_WHAT IS BEING ASKED_: Transcribe the full listing below exactly.

_Collected data entries_:
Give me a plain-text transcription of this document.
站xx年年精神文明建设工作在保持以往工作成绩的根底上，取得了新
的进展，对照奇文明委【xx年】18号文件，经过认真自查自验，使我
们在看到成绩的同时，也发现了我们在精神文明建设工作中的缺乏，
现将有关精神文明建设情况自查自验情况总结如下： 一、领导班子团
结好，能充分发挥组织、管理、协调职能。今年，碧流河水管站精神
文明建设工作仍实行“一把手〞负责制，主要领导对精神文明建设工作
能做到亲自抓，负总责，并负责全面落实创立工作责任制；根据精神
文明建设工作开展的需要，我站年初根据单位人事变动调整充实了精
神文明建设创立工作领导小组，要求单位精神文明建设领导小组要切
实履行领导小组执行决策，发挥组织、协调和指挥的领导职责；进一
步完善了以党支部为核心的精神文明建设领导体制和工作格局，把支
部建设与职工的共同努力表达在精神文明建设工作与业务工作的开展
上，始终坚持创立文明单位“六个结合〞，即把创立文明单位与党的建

_ANSWER IN FULL_:
Give me a plain-text transcription of this document.
站xx年年精神文明建设工作在保持以往工作成绩的根底上，取得了新
的进展，对照奇文明委【xx年】18号文件，经过认真自查自验，使我
们在看到成绩的同时，也发现了我们在精神文明建设工作中的缺乏，
现将有关精神文明建设情况自查自验情况总结如下： 一、领导班子团
结好，能充分发挥组织、管理、协调职能。今年，碧流河水管站精神
文明建设工作仍实行“一把手〞负责制，主要领导对精神文明建设工作
能做到亲自抓，负总责，并负责全面落实创立工作责任制；根据精神
文明建设工作开展的需要，我站年初根据单位人事变动调整充实了精
神文明建设创立工作领导小组，要求单位精神文明建设领导小组要切
实履行领导小组执行决策，发挥组织、协调和指挥的领导职责；进一
步完善了以党支部为核心的精神文明建设领导体制和工作格局，把支
部建设与职工的共同努力表达在精神文明建设工作与业务工作的开展
上，始终坚持创立文明单位“六个结合〞，即把创立文明单位与党的建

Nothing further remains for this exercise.